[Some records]
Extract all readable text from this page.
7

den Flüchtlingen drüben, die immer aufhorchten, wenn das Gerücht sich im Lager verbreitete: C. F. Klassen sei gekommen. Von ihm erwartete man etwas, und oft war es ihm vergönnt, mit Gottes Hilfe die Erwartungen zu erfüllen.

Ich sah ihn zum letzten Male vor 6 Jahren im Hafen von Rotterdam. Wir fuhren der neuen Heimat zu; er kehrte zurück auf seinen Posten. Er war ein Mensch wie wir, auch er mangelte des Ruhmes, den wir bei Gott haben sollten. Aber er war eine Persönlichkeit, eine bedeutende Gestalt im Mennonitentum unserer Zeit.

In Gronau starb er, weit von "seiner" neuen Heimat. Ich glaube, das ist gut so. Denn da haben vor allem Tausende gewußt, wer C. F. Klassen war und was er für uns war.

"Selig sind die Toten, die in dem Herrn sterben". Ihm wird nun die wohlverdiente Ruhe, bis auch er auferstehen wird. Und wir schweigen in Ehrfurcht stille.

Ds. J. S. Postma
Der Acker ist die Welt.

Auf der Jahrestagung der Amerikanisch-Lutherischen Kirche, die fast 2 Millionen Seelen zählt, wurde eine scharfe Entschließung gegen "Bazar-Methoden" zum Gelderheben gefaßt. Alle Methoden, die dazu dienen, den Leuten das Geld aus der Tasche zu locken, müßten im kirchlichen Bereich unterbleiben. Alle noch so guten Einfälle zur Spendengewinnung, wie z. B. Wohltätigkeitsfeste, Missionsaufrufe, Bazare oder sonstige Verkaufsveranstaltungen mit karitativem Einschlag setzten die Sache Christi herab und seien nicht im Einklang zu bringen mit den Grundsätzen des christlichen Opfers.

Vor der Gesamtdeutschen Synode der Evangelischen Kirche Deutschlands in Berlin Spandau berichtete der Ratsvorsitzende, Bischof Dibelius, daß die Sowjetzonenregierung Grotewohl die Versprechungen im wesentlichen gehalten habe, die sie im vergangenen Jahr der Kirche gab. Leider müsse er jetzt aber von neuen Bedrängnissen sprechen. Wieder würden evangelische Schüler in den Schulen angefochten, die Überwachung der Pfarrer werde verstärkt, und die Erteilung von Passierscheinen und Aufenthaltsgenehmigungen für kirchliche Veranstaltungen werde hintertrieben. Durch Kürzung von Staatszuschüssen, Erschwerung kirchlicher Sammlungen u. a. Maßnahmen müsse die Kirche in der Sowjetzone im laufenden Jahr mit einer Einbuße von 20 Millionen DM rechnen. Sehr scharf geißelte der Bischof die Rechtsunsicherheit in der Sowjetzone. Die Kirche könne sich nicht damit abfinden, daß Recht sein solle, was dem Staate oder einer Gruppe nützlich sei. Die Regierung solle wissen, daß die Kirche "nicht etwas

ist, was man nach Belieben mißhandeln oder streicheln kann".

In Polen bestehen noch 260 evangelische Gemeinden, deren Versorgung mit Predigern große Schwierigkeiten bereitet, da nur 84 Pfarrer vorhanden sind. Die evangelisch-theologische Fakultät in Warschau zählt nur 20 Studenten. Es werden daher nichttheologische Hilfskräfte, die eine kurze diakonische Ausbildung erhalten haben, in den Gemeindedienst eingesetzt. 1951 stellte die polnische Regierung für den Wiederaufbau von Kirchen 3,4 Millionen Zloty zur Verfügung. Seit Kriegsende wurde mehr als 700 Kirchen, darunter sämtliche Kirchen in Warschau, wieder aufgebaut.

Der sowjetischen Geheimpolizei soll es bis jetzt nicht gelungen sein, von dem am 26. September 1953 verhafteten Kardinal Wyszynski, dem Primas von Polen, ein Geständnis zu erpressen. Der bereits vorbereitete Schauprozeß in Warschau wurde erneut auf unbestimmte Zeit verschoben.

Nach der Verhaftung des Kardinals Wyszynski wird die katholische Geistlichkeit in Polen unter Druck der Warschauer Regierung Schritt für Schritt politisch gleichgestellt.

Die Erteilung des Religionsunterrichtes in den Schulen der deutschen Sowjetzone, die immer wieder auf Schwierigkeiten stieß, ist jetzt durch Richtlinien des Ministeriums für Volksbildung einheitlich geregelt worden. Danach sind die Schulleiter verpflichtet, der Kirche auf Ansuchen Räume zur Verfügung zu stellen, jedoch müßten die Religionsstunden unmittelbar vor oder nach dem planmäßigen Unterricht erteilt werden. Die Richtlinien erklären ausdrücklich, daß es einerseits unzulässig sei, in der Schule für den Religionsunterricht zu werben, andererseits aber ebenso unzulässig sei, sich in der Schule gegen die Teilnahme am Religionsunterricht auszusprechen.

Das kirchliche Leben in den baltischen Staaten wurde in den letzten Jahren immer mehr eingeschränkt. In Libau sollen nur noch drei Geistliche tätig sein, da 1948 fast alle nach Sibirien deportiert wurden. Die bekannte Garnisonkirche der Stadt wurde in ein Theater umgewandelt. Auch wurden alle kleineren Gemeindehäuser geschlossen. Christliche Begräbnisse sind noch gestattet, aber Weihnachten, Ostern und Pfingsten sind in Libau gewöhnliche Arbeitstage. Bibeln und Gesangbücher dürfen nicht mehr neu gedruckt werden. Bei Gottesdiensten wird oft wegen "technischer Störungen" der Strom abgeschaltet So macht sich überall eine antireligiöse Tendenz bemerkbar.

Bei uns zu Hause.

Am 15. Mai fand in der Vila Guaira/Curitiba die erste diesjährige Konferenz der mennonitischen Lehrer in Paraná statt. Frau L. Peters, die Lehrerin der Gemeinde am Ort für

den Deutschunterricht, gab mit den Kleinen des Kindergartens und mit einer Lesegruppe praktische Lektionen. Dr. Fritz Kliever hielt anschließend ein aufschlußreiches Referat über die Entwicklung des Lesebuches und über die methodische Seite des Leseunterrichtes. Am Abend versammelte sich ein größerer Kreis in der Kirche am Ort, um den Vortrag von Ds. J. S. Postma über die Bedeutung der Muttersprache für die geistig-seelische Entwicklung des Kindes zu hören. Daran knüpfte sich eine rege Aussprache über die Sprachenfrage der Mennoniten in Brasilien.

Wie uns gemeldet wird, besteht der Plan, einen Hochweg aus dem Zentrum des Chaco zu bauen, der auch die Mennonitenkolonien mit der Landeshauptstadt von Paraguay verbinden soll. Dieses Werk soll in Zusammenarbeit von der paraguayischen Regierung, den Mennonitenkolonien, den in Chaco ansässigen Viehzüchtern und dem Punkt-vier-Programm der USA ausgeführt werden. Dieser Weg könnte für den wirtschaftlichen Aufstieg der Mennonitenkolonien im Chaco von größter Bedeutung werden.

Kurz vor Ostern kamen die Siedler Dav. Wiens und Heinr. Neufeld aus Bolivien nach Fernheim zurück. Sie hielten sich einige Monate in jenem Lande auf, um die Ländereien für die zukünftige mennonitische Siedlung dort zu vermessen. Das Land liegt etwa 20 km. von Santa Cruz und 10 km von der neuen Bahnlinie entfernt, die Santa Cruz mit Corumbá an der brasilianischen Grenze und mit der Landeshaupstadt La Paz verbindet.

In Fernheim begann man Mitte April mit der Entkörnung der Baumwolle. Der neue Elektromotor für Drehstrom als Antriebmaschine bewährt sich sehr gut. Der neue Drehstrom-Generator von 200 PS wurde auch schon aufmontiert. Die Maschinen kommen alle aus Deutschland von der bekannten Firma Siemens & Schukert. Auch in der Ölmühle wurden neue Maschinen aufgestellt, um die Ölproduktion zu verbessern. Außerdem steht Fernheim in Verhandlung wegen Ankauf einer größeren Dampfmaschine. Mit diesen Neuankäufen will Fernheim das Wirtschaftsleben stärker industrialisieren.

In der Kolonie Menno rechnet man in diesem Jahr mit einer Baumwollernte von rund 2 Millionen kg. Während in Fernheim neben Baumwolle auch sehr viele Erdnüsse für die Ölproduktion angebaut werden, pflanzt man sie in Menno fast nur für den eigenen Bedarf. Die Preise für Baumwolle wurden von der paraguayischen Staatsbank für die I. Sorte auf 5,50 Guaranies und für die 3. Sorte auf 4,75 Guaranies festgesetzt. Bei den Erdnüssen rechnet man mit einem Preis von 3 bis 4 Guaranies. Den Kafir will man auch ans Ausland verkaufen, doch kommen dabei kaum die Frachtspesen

THE EXERCISE
Pull out every line in the material above where "zurück" occurs.

ANSWER FOR THE TASK
Ich sah ihn zum letzten Male vor 6 Jahren im Hafen von Rotterdam. Wir fuhren der neuen Heimat zu; er kehrte zurück auf seinen Posten. Er war ein Mensch wie wir, auch er mangelte des Ruhmes, den wir bei Gott haben sollten. Aber er war eine Persönlichkeit, eine bedeutende Gestalt im Mennonitentum unserer Zeit.
Kurz vor Ostern kamen die Siedler Dav. Wiens und Heinr. Neufeld aus Bolivien nach Fernheim zurück. Sie hielten sich einige Monate in jenem Lande auf, um die Ländereien für die zukünftige mennonitische Siedlung dort zu vermessen. Das Land liegt etwa 20 km. von Santa Cruz und 10 km von der neuen Bahnlinie entfernt, die Santa Cruz mit Corumbá an der brasilianischen Grenze und mit der Landeshaupstadt La Paz verbindet.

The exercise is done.